Output the material beneath exactly, leaving nothing out.

* Begin *

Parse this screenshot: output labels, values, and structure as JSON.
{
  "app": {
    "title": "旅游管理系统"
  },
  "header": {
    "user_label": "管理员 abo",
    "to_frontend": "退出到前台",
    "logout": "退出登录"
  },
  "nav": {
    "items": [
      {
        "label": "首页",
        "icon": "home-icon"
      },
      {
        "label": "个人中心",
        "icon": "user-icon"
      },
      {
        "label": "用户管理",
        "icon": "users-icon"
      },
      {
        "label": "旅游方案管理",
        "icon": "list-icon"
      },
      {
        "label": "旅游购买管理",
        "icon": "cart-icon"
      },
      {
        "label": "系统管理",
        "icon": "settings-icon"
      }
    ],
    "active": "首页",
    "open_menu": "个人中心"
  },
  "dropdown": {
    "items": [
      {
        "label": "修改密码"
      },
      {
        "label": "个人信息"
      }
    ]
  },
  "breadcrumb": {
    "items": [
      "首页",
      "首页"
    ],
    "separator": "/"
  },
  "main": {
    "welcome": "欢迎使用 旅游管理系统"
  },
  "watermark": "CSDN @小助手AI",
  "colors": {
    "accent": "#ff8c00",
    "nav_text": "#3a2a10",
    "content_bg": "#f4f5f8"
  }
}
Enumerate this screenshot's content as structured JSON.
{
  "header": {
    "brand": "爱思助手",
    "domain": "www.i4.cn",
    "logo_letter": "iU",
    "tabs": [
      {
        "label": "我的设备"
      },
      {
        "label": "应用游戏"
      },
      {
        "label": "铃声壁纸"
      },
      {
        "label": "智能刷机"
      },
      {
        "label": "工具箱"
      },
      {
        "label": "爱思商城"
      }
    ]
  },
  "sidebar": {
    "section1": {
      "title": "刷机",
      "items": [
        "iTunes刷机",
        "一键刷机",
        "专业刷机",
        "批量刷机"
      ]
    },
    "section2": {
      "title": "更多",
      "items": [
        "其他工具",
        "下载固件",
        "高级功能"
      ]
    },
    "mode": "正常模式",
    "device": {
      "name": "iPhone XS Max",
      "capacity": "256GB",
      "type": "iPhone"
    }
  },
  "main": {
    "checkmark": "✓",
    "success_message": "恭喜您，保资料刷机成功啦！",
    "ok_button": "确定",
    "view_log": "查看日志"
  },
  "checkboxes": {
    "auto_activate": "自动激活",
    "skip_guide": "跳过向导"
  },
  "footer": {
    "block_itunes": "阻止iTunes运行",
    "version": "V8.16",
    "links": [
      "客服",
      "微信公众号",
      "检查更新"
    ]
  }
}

* End *

_ANSWER BELOW_
Parse this screenshot: output labels, values, and structure as JSON.
{
  "app": {
    "title": "旅游管理系统"
  },
  "header": {
    "user_label": "管理员 abo",
    "to_frontend": "退出到前台",
    "logout": "退出登录"
  },
  "nav": {
    "items": [
      {
        "label": "首页",
        "icon": "home-icon"
      },
      {
        "label": "个人中心",
        "icon": "user-icon"
      },
      {
        "label": "用户管理",
        "icon": "users-icon"
      },
      {
        "label": "旅游方案管理",
        "icon": "list-icon"
      },
      {
        "label": "旅游购买管理",
        "icon": "cart-icon"
      },
      {
        "label": "系统管理",
        "icon": "settings-icon"
      }
    ],
    "active": "首页",
    "open_menu": "个人中心"
  },
  "dropdown": {
    "items": [
      {
        "label": "修改密码"
      },
      {
        "label": "个人信息"
      }
    ]
  },
  "breadcrumb": {
    "items": [
      "首页",
      "首页"
    ],
    "separator": "/"
  },
  "main": {
    "welcome": "欢迎使用 旅游管理系统"
  },
  "watermark": "CSDN @小助手AI",
  "colors": {
    "accent": "#ff8c00",
    "nav_text": "#3a2a10",
    "content_bg": "#f4f5f8"
  }
}
Enumerate this screenshot's content as structured JSON.
{
  "header": {
    "brand": "爱思助手",
    "domain": "www.i4.cn",
    "logo_letter": "iU",
    "tabs": [
      {
        "label": "我的设备"
      },
      {
        "label": "应用游戏"
      },
      {
        "label": "铃声壁纸"
      },
      {
        "label": "智能刷机"
      },
      {
        "label": "工具箱"
      },
      {
        "label": "爱思商城"
      }
    ]
  },
  "sidebar": {
    "section1": {
      "title": "刷机",
      "items": [
        "iTunes刷机",
        "一键刷机",
        "专业刷机",
        "批量刷机"
      ]
    },
    "section2": {
      "title": "更多",
      "items": [
        "其他工具",
        "下载固件",
        "高级功能"
      ]
    },
    "mode": "正常模式",
    "device": {
      "name": "iPhone XS Max",
      "capacity": "256GB",
      "type": "iPhone"
    }
  },
  "main": {
    "checkmark": "✓",
    "success_message": "恭喜您，保资料刷机成功啦！",
    "ok_button": "确定",
    "view_log": "查看日志"
  },
  "checkboxes": {
    "auto_activate": "自动激活",
    "skip_guide": "跳过向导"
  },
  "footer": {
    "block_itunes": "阻止iTunes运行",
    "version": "V8.16",
    "links": [
      "客服",
      "微信公众号",
      "检查更新"
    ]
  }
}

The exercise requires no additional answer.